Data items
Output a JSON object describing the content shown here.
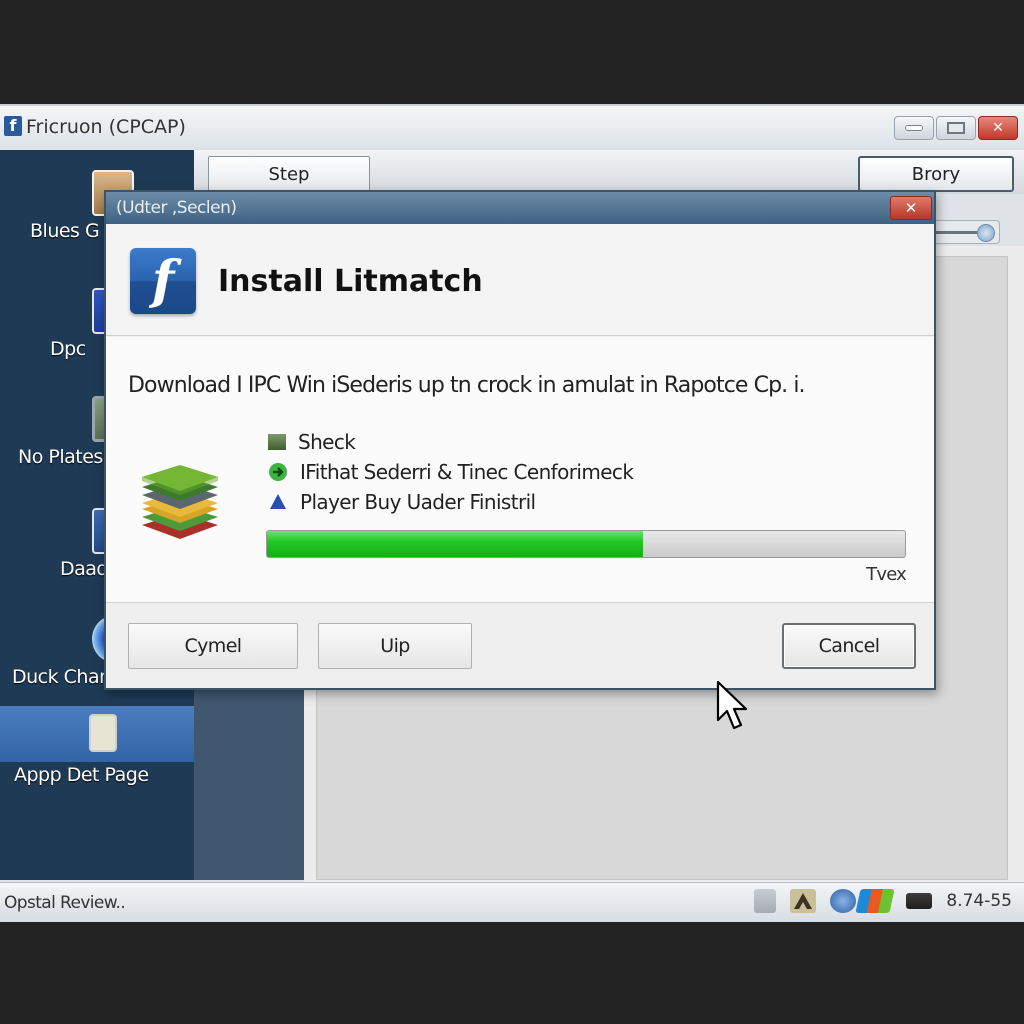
{
  "window": {
    "title": "Fricruon (CPCAP)",
    "app_icon": "facebook-f-icon",
    "controls": {
      "minimize": "minimize-icon",
      "maximize": "maximize-icon",
      "close": "close-icon",
      "close_glyph": "✕"
    }
  },
  "toolbar": {
    "step_label": "Step",
    "brory_label": "Brory"
  },
  "sidebar": {
    "items": [
      {
        "label": "Blues G",
        "icon": "avatar-photo-icon",
        "active": false
      },
      {
        "label": "Dpc",
        "icon": "grid-app-icon",
        "active": false
      },
      {
        "label": "No Plates",
        "icon": "monitor-icon",
        "active": false
      },
      {
        "label": "Daad",
        "icon": "document-person-icon",
        "active": false
      },
      {
        "label": "Duck Change",
        "icon": "blue-c-logo-icon",
        "active": false
      },
      {
        "label": "Appp Det Page",
        "icon": "clipboard-check-icon",
        "active": true
      }
    ]
  },
  "dialog": {
    "title": "(Udter ,Seclen)",
    "close_glyph": "✕",
    "heading": "Install  Litmatch",
    "logo_letter": "f",
    "description": "Download I IPC Win iSederis up tn crock in amulat in  Rapotce Cp. i.",
    "features": [
      {
        "icon": "green-square-icon",
        "label": "Sheck"
      },
      {
        "icon": "green-arrow-circle-icon",
        "label": "IFithat Sederri & Tinec Cenforimeck"
      },
      {
        "icon": "blue-triangle-icon",
        "label": "Player Buy Uader Finistril"
      }
    ],
    "progress": {
      "percent": 59,
      "label": "Tvex"
    },
    "buttons": {
      "button1": "Cymel",
      "button2": "Uip",
      "cancel": "Cancel"
    }
  },
  "statusbar": {
    "text": "Opstal Review..",
    "tray_icons": [
      "network-icon",
      "up-arrow-icon",
      "ie-icon",
      "color-flag-icon",
      "keyboard-icon"
    ],
    "time": "8.74-55"
  },
  "colors": {
    "sidebar_bg": "#1e3a55",
    "sidebar_active": "#3f72b4",
    "dialog_title_bg": "#4e7090",
    "progress_fill": "#22c422",
    "close_red": "#c73d2f"
  }
}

| YOUR INSTRUCTIONS |
Every entry must be written out exactly, with all pictures left out.

| RESULT OF THIS TASK |
Output a JSON object describing the content shown here.
{
  "window": {
    "title": "Fricruon (CPCAP)",
    "app_icon": "facebook-f-icon",
    "controls": {
      "minimize": "minimize-icon",
      "maximize": "maximize-icon",
      "close": "close-icon",
      "close_glyph": "✕"
    }
  },
  "toolbar": {
    "step_label": "Step",
    "brory_label": "Brory"
  },
  "sidebar": {
    "items": [
      {
        "label": "Blues G",
        "icon": "avatar-photo-icon",
        "active": false
      },
      {
        "label": "Dpc",
        "icon": "grid-app-icon",
        "active": false
      },
      {
        "label": "No Plates",
        "icon": "monitor-icon",
        "active": false
      },
      {
        "label": "Daad",
        "icon": "document-person-icon",
        "active": false
      },
      {
        "label": "Duck Change",
        "icon": "blue-c-logo-icon",
        "active": false
      },
      {
        "label": "Appp Det Page",
        "icon": "clipboard-check-icon",
        "active": true
      }
    ]
  },
  "dialog": {
    "title": "(Udter ,Seclen)",
    "close_glyph": "✕",
    "heading": "Install  Litmatch",
    "logo_letter": "f",
    "description": "Download I IPC Win iSederis up tn crock in amulat in  Rapotce Cp. i.",
    "features": [
      {
        "icon": "green-square-icon",
        "label": "Sheck"
      },
      {
        "icon": "green-arrow-circle-icon",
        "label": "IFithat Sederri & Tinec Cenforimeck"
      },
      {
        "icon": "blue-triangle-icon",
        "label": "Player Buy Uader Finistril"
      }
    ],
    "progress": {
      "percent": 59,
      "label": "Tvex"
    },
    "buttons": {
      "button1": "Cymel",
      "button2": "Uip",
      "cancel": "Cancel"
    }
  },
  "statusbar": {
    "text": "Opstal Review..",
    "tray_icons": [
      "network-icon",
      "up-arrow-icon",
      "ie-icon",
      "color-flag-icon",
      "keyboard-icon"
    ],
    "time": "8.74-55"
  },
  "colors": {
    "sidebar_bg": "#1e3a55",
    "sidebar_active": "#3f72b4",
    "dialog_title_bg": "#4e7090",
    "progress_fill": "#22c422",
    "close_red": "#c73d2f"
  }
}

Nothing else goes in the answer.